(Transcript data for document pages)
>>>

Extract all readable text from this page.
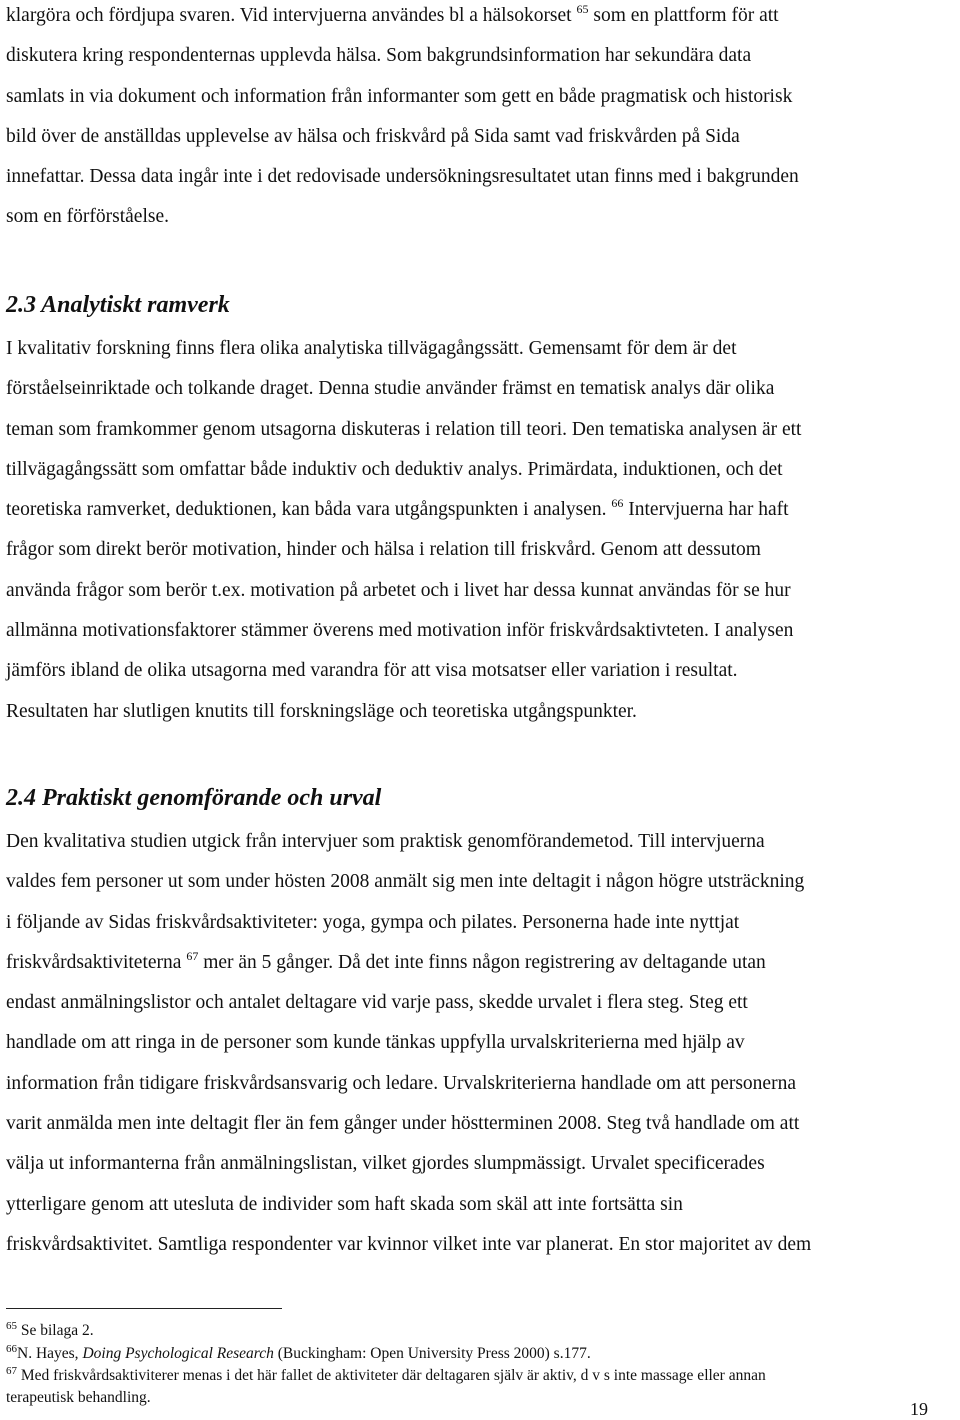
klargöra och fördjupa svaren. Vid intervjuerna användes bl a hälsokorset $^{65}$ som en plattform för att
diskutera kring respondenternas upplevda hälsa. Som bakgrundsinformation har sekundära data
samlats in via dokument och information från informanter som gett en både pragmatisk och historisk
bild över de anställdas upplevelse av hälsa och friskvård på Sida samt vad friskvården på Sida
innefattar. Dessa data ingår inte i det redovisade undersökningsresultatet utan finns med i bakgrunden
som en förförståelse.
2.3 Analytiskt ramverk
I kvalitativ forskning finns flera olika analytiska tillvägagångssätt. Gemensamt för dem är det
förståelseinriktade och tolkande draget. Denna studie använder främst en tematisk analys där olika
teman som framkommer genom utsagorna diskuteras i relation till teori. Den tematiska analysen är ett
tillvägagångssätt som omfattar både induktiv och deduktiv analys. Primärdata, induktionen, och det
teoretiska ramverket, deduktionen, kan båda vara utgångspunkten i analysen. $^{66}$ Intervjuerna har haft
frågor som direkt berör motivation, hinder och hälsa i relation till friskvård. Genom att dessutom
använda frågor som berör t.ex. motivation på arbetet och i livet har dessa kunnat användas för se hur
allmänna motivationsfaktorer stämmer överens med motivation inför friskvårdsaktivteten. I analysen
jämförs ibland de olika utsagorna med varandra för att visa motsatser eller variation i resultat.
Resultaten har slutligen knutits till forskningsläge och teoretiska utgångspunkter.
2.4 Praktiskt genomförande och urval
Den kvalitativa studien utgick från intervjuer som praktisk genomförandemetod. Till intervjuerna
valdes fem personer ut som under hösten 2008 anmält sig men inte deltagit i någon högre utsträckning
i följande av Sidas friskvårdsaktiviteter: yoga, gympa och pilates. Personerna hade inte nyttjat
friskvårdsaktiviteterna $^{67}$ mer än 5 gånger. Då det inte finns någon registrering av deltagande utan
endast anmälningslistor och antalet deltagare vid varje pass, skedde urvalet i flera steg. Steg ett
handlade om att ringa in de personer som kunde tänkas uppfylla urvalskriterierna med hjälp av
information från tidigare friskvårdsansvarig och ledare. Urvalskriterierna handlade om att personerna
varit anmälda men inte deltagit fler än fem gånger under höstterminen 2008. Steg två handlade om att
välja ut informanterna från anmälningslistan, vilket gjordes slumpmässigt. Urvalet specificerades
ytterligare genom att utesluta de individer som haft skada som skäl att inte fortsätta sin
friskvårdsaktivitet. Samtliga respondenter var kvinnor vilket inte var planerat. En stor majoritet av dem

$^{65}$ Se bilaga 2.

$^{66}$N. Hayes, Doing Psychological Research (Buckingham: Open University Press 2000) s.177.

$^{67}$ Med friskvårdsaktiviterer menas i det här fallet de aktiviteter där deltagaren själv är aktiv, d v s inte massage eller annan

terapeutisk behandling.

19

<<<
>>>

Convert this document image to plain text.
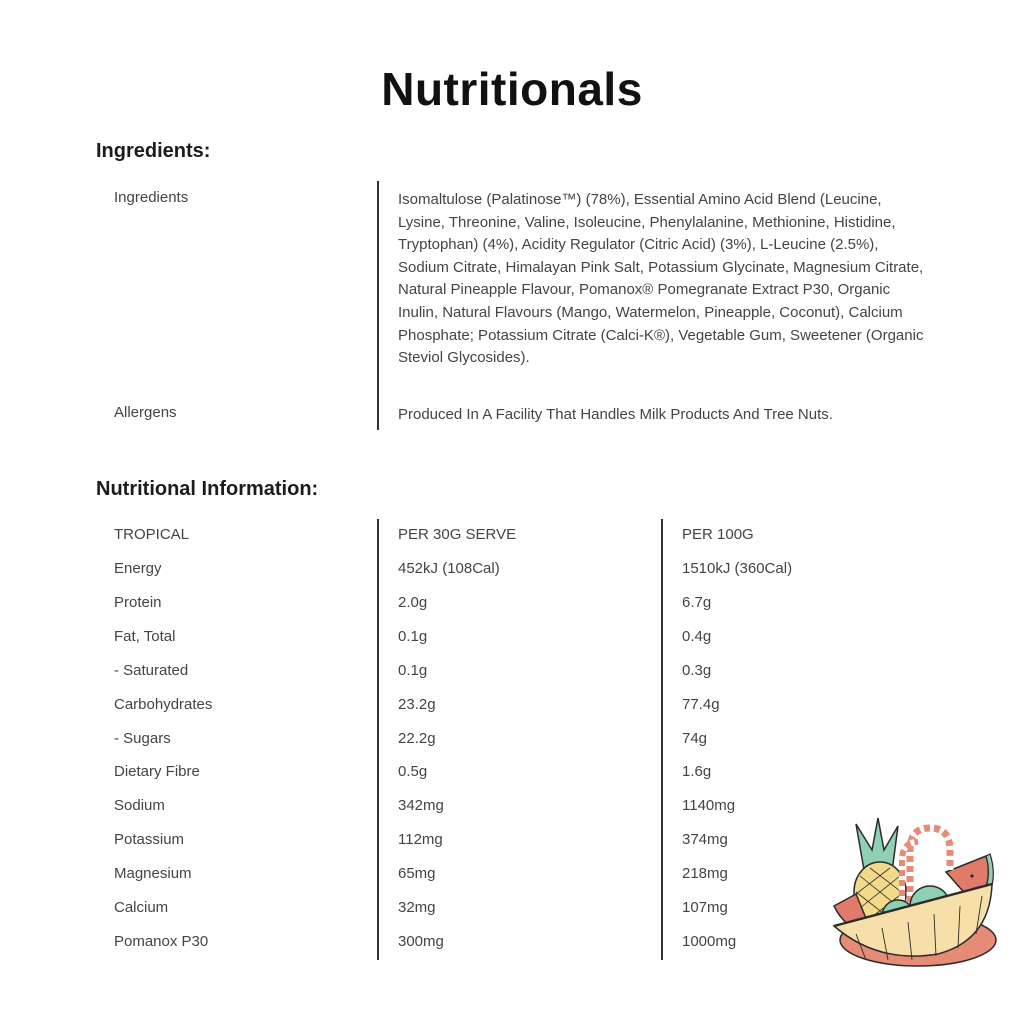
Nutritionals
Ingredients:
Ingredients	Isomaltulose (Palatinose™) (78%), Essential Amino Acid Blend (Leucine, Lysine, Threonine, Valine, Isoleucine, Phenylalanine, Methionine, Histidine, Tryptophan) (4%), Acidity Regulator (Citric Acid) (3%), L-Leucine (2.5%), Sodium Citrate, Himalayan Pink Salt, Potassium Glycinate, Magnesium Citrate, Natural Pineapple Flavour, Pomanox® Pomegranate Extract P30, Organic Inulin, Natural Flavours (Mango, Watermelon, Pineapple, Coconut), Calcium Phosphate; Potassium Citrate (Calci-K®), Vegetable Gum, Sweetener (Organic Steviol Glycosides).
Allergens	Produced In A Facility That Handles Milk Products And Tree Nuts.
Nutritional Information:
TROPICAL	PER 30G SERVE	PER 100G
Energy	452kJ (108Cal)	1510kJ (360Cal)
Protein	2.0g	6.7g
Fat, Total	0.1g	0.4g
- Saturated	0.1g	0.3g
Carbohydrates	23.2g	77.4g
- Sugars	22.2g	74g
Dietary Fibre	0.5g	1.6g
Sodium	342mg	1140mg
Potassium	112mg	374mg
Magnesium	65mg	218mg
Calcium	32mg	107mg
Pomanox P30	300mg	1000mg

<<<

**REQUIRED ACTION**
Show every line of the entries above where the word "vilket" occurs.

**RESPONSE TO THIS EXERCISE**
välja ut informanterna från anmälningslistan, vilket gjordes slumpmässigt. Urvalet specificerades
friskvårdsaktivitet. Samtliga respondenter var kvinnor vilket inte var planerat. En stor majoritet av dem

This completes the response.